**DO THIS**
Type out the data exactly as given. Skip any image.

(Excerpt from a dataset)
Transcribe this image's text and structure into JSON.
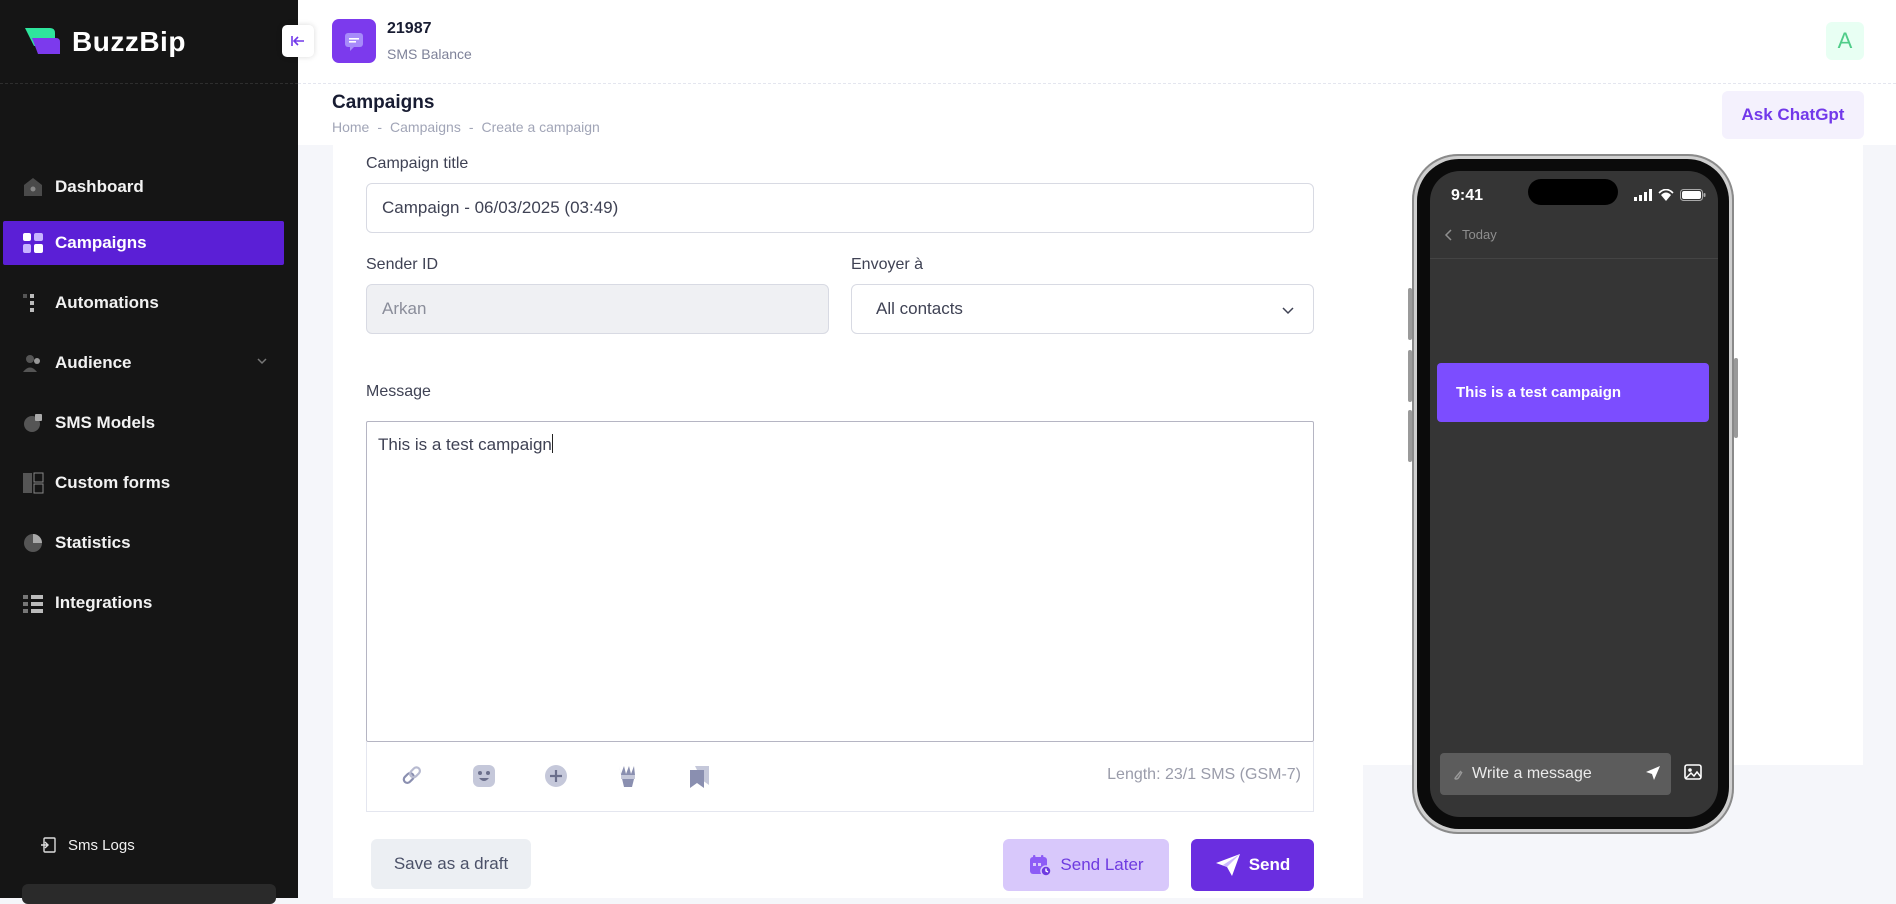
{
  "app": {
    "name": "BuzzBip"
  },
  "sidebar": {
    "items": [
      {
        "label": "Dashboard",
        "icon": "home-icon"
      },
      {
        "label": "Campaigns",
        "icon": "grid-icon",
        "active": true
      },
      {
        "label": "Automations",
        "icon": "list-icon"
      },
      {
        "label": "Audience",
        "icon": "users-icon",
        "expandable": true
      },
      {
        "label": "SMS Models",
        "icon": "template-icon"
      },
      {
        "label": "Custom forms",
        "icon": "form-icon"
      },
      {
        "label": "Statistics",
        "icon": "pie-chart-icon"
      },
      {
        "label": "Integrations",
        "icon": "integrations-icon"
      }
    ],
    "sms_logs": "Sms Logs"
  },
  "header": {
    "balance_value": "21987",
    "balance_label": "SMS Balance",
    "avatar_letter": "A",
    "page_title": "Campaigns",
    "breadcrumb": [
      "Home",
      "Campaigns",
      "Create a campaign"
    ],
    "breadcrumb_sep": "-",
    "ask_button": "Ask ChatGpt"
  },
  "form": {
    "title_label": "Campaign title",
    "title_value": "Campaign - 06/03/2025 (03:49)",
    "sender_label": "Sender ID",
    "sender_value": "Arkan",
    "send_to_label": "Envoyer à",
    "send_to_value": "All contacts",
    "message_label": "Message",
    "message_value": "This is a test campaign",
    "length_text": "Length: 23/1 SMS (GSM-7)",
    "tools": [
      "link-icon",
      "emoji-icon",
      "plus-circle-icon",
      "magic-icon",
      "bookmark-icon"
    ]
  },
  "actions": {
    "draft": "Save as a draft",
    "send_later": "Send Later",
    "send": "Send"
  },
  "phone": {
    "time": "9:41",
    "nav_label": "Today",
    "bubble_text": "This is a test campaign",
    "compose_placeholder": "Write a message"
  },
  "colors": {
    "accent": "#6a2ee0",
    "sidebar_bg": "#151515",
    "active_nav": "#5b1fd6",
    "bubble": "#7c4dff"
  }
}
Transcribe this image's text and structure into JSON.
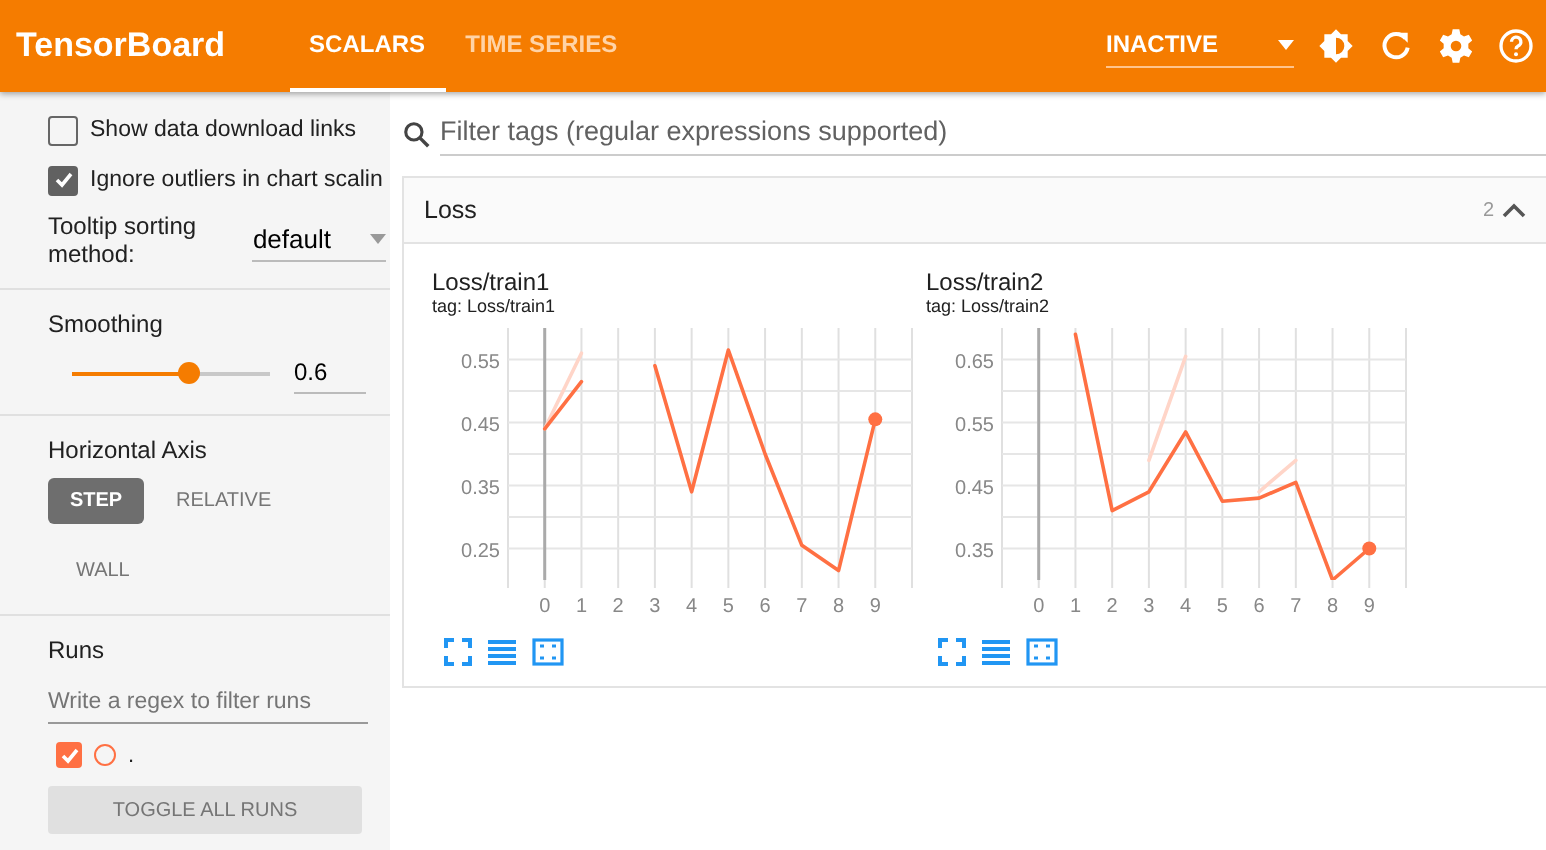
{
  "header": {
    "title": "TensorBoard",
    "tabs": [
      {
        "label": "SCALARS",
        "selected": true
      },
      {
        "label": "TIME SERIES",
        "selected": false
      }
    ],
    "run_status": "INACTIVE"
  },
  "sidebar": {
    "options": [
      {
        "label": "Show data download links",
        "checked": false
      },
      {
        "label": "Ignore outliers in chart scalin",
        "checked": true
      }
    ],
    "tooltip_sorting": {
      "label": "Tooltip sorting method:",
      "value": "default"
    },
    "smoothing": {
      "label": "Smoothing",
      "level": 0.6,
      "value": "0.6"
    },
    "horizontal_axis": {
      "label": "Horizontal Axis",
      "options": [
        {
          "label": "STEP",
          "selected": true
        },
        {
          "label": "RELATIVE",
          "selected": false
        },
        {
          "label": "WALL",
          "selected": false
        }
      ]
    },
    "runs": {
      "label": "Runs",
      "filter_placeholder": "Write a regex to filter runs",
      "items": [
        {
          "name": ".",
          "checked": true,
          "color": "#ff7043"
        }
      ],
      "toggle_button": "TOGGLE ALL RUNS"
    }
  },
  "main": {
    "search": {
      "placeholder": "Filter tags (regular expressions supported)"
    },
    "group": {
      "title": "Loss",
      "count": "2",
      "expanded": true,
      "cards": [
        {
          "title": "Loss/train1",
          "tag": "tag: Loss/train1",
          "chart_data": {
            "type": "line",
            "x": [
              0,
              1,
              2,
              3,
              4,
              5,
              6,
              7,
              8,
              9
            ],
            "grid": true,
            "xlim": [
              -1,
              10
            ],
            "ylim": [
              0.2,
              0.6
            ],
            "xticks": [
              0,
              1,
              2,
              3,
              4,
              5,
              6,
              7,
              8,
              9
            ],
            "yticks": [
              0.25,
              0.35,
              0.45,
              0.55
            ],
            "series": [
              {
                "color": "#ffd5c8",
                "values": [
                  0.44,
                  0.56,
                  null,
                  null,
                  null,
                  null,
                  null,
                  null,
                  null,
                  null
                ]
              },
              {
                "color": "#ff7043",
                "values": [
                  0.44,
                  0.515,
                  null,
                  0.54,
                  0.34,
                  0.565,
                  0.4,
                  0.255,
                  0.215,
                  0.455
                ]
              }
            ]
          }
        },
        {
          "title": "Loss/train2",
          "tag": "tag: Loss/train2",
          "chart_data": {
            "type": "line",
            "x": [
              1,
              2,
              3,
              4,
              5,
              6,
              7,
              8,
              9
            ],
            "grid": true,
            "xlim": [
              -1,
              10
            ],
            "ylim": [
              0.3,
              0.7
            ],
            "xticks": [
              0,
              1,
              2,
              3,
              4,
              5,
              6,
              7,
              8,
              9
            ],
            "yticks": [
              0.35,
              0.45,
              0.55,
              0.65
            ],
            "series": [
              {
                "color": "#ffd5c8",
                "values": [
                  null,
                  null,
                  0.49,
                  0.655,
                  null,
                  0.44,
                  0.49,
                  null,
                  null
                ]
              },
              {
                "color": "#ff7043",
                "values": [
                  0.69,
                  0.41,
                  0.44,
                  0.535,
                  0.425,
                  0.43,
                  0.455,
                  0.3,
                  0.35
                ]
              }
            ]
          }
        }
      ]
    }
  }
}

**RESULT BELOW**
Transcribe this image's text and structure into JSON.
{
  "app": {
    "name": "BuzzBip"
  },
  "sidebar": {
    "items": [
      {
        "label": "Dashboard",
        "icon": "home-icon"
      },
      {
        "label": "Campaigns",
        "icon": "grid-icon",
        "active": true
      },
      {
        "label": "Automations",
        "icon": "list-icon"
      },
      {
        "label": "Audience",
        "icon": "users-icon",
        "expandable": true
      },
      {
        "label": "SMS Models",
        "icon": "template-icon"
      },
      {
        "label": "Custom forms",
        "icon": "form-icon"
      },
      {
        "label": "Statistics",
        "icon": "pie-chart-icon"
      },
      {
        "label": "Integrations",
        "icon": "integrations-icon"
      }
    ],
    "sms_logs": "Sms Logs"
  },
  "header": {
    "balance_value": "21987",
    "balance_label": "SMS Balance",
    "avatar_letter": "A",
    "page_title": "Campaigns",
    "breadcrumb": [
      "Home",
      "Campaigns",
      "Create a campaign"
    ],
    "breadcrumb_sep": "-",
    "ask_button": "Ask ChatGpt"
  },
  "form": {
    "title_label": "Campaign title",
    "title_value": "Campaign - 06/03/2025 (03:49)",
    "sender_label": "Sender ID",
    "sender_value": "Arkan",
    "send_to_label": "Envoyer à",
    "send_to_value": "All contacts",
    "message_label": "Message",
    "message_value": "This is a test campaign",
    "length_text": "Length: 23/1 SMS (GSM-7)",
    "tools": [
      "link-icon",
      "emoji-icon",
      "plus-circle-icon",
      "magic-icon",
      "bookmark-icon"
    ]
  },
  "actions": {
    "draft": "Save as a draft",
    "send_later": "Send Later",
    "send": "Send"
  },
  "phone": {
    "time": "9:41",
    "nav_label": "Today",
    "bubble_text": "This is a test campaign",
    "compose_placeholder": "Write a message"
  },
  "colors": {
    "accent": "#6a2ee0",
    "sidebar_bg": "#151515",
    "active_nav": "#5b1fd6",
    "bubble": "#7c4dff"
  }
}
Transcribe this image's text and structure into JSON.
{
  "header": {
    "title": "TensorBoard",
    "tabs": [
      {
        "label": "SCALARS",
        "selected": true
      },
      {
        "label": "TIME SERIES",
        "selected": false
      }
    ],
    "run_status": "INACTIVE"
  },
  "sidebar": {
    "options": [
      {
        "label": "Show data download links",
        "checked": false
      },
      {
        "label": "Ignore outliers in chart scalin",
        "checked": true
      }
    ],
    "tooltip_sorting": {
      "label": "Tooltip sorting method:",
      "value": "default"
    },
    "smoothing": {
      "label": "Smoothing",
      "level": 0.6,
      "value": "0.6"
    },
    "horizontal_axis": {
      "label": "Horizontal Axis",
      "options": [
        {
          "label": "STEP",
          "selected": true
        },
        {
          "label": "RELATIVE",
          "selected": false
        },
        {
          "label": "WALL",
          "selected": false
        }
      ]
    },
    "runs": {
      "label": "Runs",
      "filter_placeholder": "Write a regex to filter runs",
      "items": [
        {
          "name": ".",
          "checked": true,
          "color": "#ff7043"
        }
      ],
      "toggle_button": "TOGGLE ALL RUNS"
    }
  },
  "main": {
    "search": {
      "placeholder": "Filter tags (regular expressions supported)"
    },
    "group": {
      "title": "Loss",
      "count": "2",
      "expanded": true,
      "cards": [
        {
          "title": "Loss/train1",
          "tag": "tag: Loss/train1",
          "chart_data": {
            "type": "line",
            "x": [
              0,
              1,
              2,
              3,
              4,
              5,
              6,
              7,
              8,
              9
            ],
            "grid": true,
            "xlim": [
              -1,
              10
            ],
            "ylim": [
              0.2,
              0.6
            ],
            "xticks": [
              0,
              1,
              2,
              3,
              4,
              5,
              6,
              7,
              8,
              9
            ],
            "yticks": [
              0.25,
              0.35,
              0.45,
              0.55
            ],
            "series": [
              {
                "color": "#ffd5c8",
                "values": [
                  0.44,
                  0.56,
                  null,
                  null,
                  null,
                  null,
                  null,
                  null,
                  null,
                  null
                ]
              },
              {
                "color": "#ff7043",
                "values": [
                  0.44,
                  0.515,
                  null,
                  0.54,
                  0.34,
                  0.565,
                  0.4,
                  0.255,
                  0.215,
                  0.455
                ]
              }
            ]
          }
        },
        {
          "title": "Loss/train2",
          "tag": "tag: Loss/train2",
          "chart_data": {
            "type": "line",
            "x": [
              1,
              2,
              3,
              4,
              5,
              6,
              7,
              8,
              9
            ],
            "grid": true,
            "xlim": [
              -1,
              10
            ],
            "ylim": [
              0.3,
              0.7
            ],
            "xticks": [
              0,
              1,
              2,
              3,
              4,
              5,
              6,
              7,
              8,
              9
            ],
            "yticks": [
              0.35,
              0.45,
              0.55,
              0.65
            ],
            "series": [
              {
                "color": "#ffd5c8",
                "values": [
                  null,
                  null,
                  0.49,
                  0.655,
                  null,
                  0.44,
                  0.49,
                  null,
                  null
                ]
              },
              {
                "color": "#ff7043",
                "values": [
                  0.69,
                  0.41,
                  0.44,
                  0.535,
                  0.425,
                  0.43,
                  0.455,
                  0.3,
                  0.35
                ]
              }
            ]
          }
        }
      ]
    }
  }
}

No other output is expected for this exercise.